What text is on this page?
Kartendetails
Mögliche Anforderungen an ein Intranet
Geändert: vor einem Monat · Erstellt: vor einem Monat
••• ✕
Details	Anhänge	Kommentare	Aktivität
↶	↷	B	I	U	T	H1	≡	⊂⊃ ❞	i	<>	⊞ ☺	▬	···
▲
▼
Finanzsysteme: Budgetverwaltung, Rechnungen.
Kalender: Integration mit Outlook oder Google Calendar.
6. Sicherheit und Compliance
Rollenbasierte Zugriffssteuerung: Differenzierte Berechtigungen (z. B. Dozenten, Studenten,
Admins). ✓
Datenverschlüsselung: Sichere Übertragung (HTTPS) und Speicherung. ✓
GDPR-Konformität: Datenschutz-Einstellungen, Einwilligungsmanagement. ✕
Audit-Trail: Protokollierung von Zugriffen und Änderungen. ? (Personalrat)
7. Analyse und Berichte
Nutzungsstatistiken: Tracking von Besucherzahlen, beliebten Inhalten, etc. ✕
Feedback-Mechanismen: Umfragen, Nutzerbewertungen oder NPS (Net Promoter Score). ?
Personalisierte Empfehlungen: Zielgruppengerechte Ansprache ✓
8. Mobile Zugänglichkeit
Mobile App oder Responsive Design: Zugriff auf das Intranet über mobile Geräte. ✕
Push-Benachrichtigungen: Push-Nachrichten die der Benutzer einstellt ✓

» **THE REQUEST**
Take the records above and return them exactly as written.

» **SOLUTION**
What text is on this page?
Kartendetails
Mögliche Anforderungen an ein Intranet
Geändert: vor einem Monat · Erstellt: vor einem Monat
••• ✕
Details	Anhänge	Kommentare	Aktivität
↶	↷	B	I	U	T	H1	≡	⊂⊃ ❞	i	<>	⊞ ☺	▬	···
▲
▼
Finanzsysteme: Budgetverwaltung, Rechnungen.
Kalender: Integration mit Outlook oder Google Calendar.
6. Sicherheit und Compliance
Rollenbasierte Zugriffssteuerung: Differenzierte Berechtigungen (z. B. Dozenten, Studenten,
Admins). ✓
Datenverschlüsselung: Sichere Übertragung (HTTPS) und Speicherung. ✓
GDPR-Konformität: Datenschutz-Einstellungen, Einwilligungsmanagement. ✕
Audit-Trail: Protokollierung von Zugriffen und Änderungen. ? (Personalrat)
7. Analyse und Berichte
Nutzungsstatistiken: Tracking von Besucherzahlen, beliebten Inhalten, etc. ✕
Feedback-Mechanismen: Umfragen, Nutzerbewertungen oder NPS (Net Promoter Score). ?
Personalisierte Empfehlungen: Zielgruppengerechte Ansprache ✓
8. Mobile Zugänglichkeit
Mobile App oder Responsive Design: Zugriff auf das Intranet über mobile Geräte. ✕
Push-Benachrichtigungen: Push-Nachrichten die der Benutzer einstellt ✓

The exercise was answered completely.